§ Problem details
Images appear in the records below; leave them out and repeat everything else exactly.

A block of data
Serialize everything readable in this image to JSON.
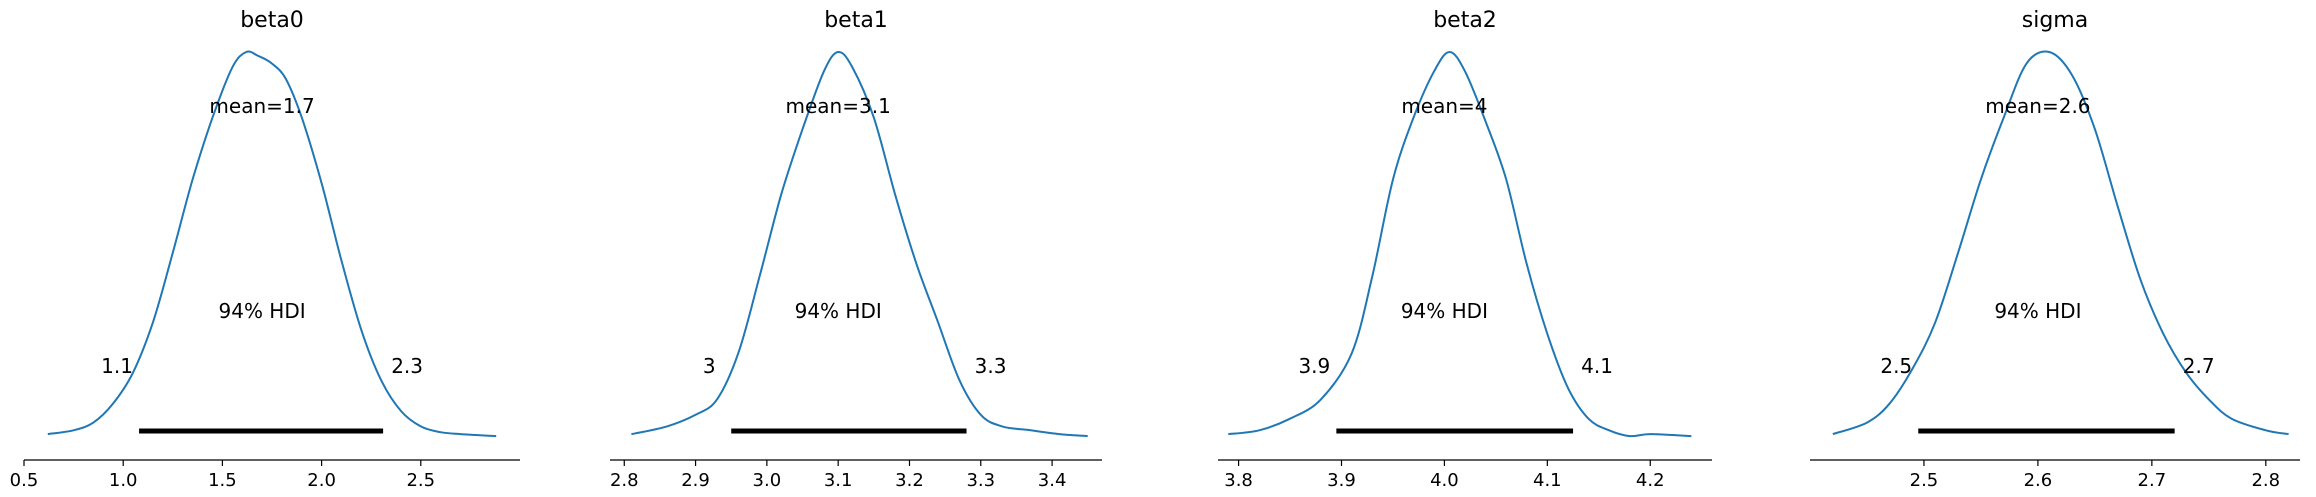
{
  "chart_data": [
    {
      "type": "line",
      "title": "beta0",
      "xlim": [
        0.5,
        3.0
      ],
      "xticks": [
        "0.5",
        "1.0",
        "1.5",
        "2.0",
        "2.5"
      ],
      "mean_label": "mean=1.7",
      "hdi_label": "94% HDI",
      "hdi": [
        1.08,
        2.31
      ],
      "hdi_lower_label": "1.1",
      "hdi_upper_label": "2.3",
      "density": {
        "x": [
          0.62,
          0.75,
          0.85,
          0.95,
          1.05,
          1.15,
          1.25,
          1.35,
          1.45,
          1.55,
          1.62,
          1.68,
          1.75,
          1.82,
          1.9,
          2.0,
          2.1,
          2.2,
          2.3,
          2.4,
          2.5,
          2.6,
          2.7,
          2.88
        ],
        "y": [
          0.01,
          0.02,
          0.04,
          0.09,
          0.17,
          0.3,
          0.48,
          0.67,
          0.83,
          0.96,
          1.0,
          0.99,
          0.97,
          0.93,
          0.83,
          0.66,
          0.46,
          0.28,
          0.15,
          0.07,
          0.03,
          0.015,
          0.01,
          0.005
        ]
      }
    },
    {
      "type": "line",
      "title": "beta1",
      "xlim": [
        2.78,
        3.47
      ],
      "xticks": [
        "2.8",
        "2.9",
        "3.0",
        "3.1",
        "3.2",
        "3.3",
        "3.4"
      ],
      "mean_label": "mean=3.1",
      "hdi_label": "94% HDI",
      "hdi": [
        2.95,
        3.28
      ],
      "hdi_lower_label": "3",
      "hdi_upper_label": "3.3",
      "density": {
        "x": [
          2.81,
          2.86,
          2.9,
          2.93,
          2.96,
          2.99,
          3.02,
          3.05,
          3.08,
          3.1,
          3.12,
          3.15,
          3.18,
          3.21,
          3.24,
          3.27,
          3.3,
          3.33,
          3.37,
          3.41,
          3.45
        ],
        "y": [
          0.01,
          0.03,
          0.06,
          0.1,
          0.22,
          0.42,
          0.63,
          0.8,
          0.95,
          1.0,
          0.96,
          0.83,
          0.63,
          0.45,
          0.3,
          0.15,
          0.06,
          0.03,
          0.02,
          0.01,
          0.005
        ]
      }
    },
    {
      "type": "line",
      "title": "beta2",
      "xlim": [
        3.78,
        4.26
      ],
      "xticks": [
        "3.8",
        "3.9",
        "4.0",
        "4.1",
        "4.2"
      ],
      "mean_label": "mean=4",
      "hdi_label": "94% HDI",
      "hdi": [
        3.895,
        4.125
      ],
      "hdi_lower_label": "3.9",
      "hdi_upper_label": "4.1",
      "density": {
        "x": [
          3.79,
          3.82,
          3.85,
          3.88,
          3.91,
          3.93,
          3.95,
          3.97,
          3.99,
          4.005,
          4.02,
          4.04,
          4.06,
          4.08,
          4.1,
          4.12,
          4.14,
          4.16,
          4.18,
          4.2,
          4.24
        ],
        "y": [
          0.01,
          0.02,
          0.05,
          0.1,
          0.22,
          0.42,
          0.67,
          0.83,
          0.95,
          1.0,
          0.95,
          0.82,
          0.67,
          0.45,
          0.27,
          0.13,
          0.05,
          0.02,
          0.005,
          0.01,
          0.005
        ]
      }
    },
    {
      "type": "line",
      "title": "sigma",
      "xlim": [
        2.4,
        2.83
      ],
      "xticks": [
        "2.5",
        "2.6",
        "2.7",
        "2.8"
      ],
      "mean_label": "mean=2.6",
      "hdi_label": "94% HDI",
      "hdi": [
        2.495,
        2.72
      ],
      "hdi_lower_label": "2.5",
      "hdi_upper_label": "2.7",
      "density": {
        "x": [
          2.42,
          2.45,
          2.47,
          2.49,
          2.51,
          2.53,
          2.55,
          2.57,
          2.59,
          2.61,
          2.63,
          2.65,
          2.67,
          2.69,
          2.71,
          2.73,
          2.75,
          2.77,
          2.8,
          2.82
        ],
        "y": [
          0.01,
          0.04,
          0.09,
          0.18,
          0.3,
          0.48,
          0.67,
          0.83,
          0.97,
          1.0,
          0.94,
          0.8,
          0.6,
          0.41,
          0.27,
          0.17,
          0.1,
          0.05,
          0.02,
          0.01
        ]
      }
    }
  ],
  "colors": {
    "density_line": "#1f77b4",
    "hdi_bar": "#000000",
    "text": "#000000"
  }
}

§ Written answer
Serialize everything readable in this image to JSON.
{
  "chart_data": [
    {
      "type": "line",
      "title": "beta0",
      "xlim": [
        0.5,
        3.0
      ],
      "xticks": [
        "0.5",
        "1.0",
        "1.5",
        "2.0",
        "2.5"
      ],
      "mean_label": "mean=1.7",
      "hdi_label": "94% HDI",
      "hdi": [
        1.08,
        2.31
      ],
      "hdi_lower_label": "1.1",
      "hdi_upper_label": "2.3",
      "density": {
        "x": [
          0.62,
          0.75,
          0.85,
          0.95,
          1.05,
          1.15,
          1.25,
          1.35,
          1.45,
          1.55,
          1.62,
          1.68,
          1.75,
          1.82,
          1.9,
          2.0,
          2.1,
          2.2,
          2.3,
          2.4,
          2.5,
          2.6,
          2.7,
          2.88
        ],
        "y": [
          0.01,
          0.02,
          0.04,
          0.09,
          0.17,
          0.3,
          0.48,
          0.67,
          0.83,
          0.96,
          1.0,
          0.99,
          0.97,
          0.93,
          0.83,
          0.66,
          0.46,
          0.28,
          0.15,
          0.07,
          0.03,
          0.015,
          0.01,
          0.005
        ]
      }
    },
    {
      "type": "line",
      "title": "beta1",
      "xlim": [
        2.78,
        3.47
      ],
      "xticks": [
        "2.8",
        "2.9",
        "3.0",
        "3.1",
        "3.2",
        "3.3",
        "3.4"
      ],
      "mean_label": "mean=3.1",
      "hdi_label": "94% HDI",
      "hdi": [
        2.95,
        3.28
      ],
      "hdi_lower_label": "3",
      "hdi_upper_label": "3.3",
      "density": {
        "x": [
          2.81,
          2.86,
          2.9,
          2.93,
          2.96,
          2.99,
          3.02,
          3.05,
          3.08,
          3.1,
          3.12,
          3.15,
          3.18,
          3.21,
          3.24,
          3.27,
          3.3,
          3.33,
          3.37,
          3.41,
          3.45
        ],
        "y": [
          0.01,
          0.03,
          0.06,
          0.1,
          0.22,
          0.42,
          0.63,
          0.8,
          0.95,
          1.0,
          0.96,
          0.83,
          0.63,
          0.45,
          0.3,
          0.15,
          0.06,
          0.03,
          0.02,
          0.01,
          0.005
        ]
      }
    },
    {
      "type": "line",
      "title": "beta2",
      "xlim": [
        3.78,
        4.26
      ],
      "xticks": [
        "3.8",
        "3.9",
        "4.0",
        "4.1",
        "4.2"
      ],
      "mean_label": "mean=4",
      "hdi_label": "94% HDI",
      "hdi": [
        3.895,
        4.125
      ],
      "hdi_lower_label": "3.9",
      "hdi_upper_label": "4.1",
      "density": {
        "x": [
          3.79,
          3.82,
          3.85,
          3.88,
          3.91,
          3.93,
          3.95,
          3.97,
          3.99,
          4.005,
          4.02,
          4.04,
          4.06,
          4.08,
          4.1,
          4.12,
          4.14,
          4.16,
          4.18,
          4.2,
          4.24
        ],
        "y": [
          0.01,
          0.02,
          0.05,
          0.1,
          0.22,
          0.42,
          0.67,
          0.83,
          0.95,
          1.0,
          0.95,
          0.82,
          0.67,
          0.45,
          0.27,
          0.13,
          0.05,
          0.02,
          0.005,
          0.01,
          0.005
        ]
      }
    },
    {
      "type": "line",
      "title": "sigma",
      "xlim": [
        2.4,
        2.83
      ],
      "xticks": [
        "2.5",
        "2.6",
        "2.7",
        "2.8"
      ],
      "mean_label": "mean=2.6",
      "hdi_label": "94% HDI",
      "hdi": [
        2.495,
        2.72
      ],
      "hdi_lower_label": "2.5",
      "hdi_upper_label": "2.7",
      "density": {
        "x": [
          2.42,
          2.45,
          2.47,
          2.49,
          2.51,
          2.53,
          2.55,
          2.57,
          2.59,
          2.61,
          2.63,
          2.65,
          2.67,
          2.69,
          2.71,
          2.73,
          2.75,
          2.77,
          2.8,
          2.82
        ],
        "y": [
          0.01,
          0.04,
          0.09,
          0.18,
          0.3,
          0.48,
          0.67,
          0.83,
          0.97,
          1.0,
          0.94,
          0.8,
          0.6,
          0.41,
          0.27,
          0.17,
          0.1,
          0.05,
          0.02,
          0.01
        ]
      }
    }
  ],
  "colors": {
    "density_line": "#1f77b4",
    "hdi_bar": "#000000",
    "text": "#000000"
  }
}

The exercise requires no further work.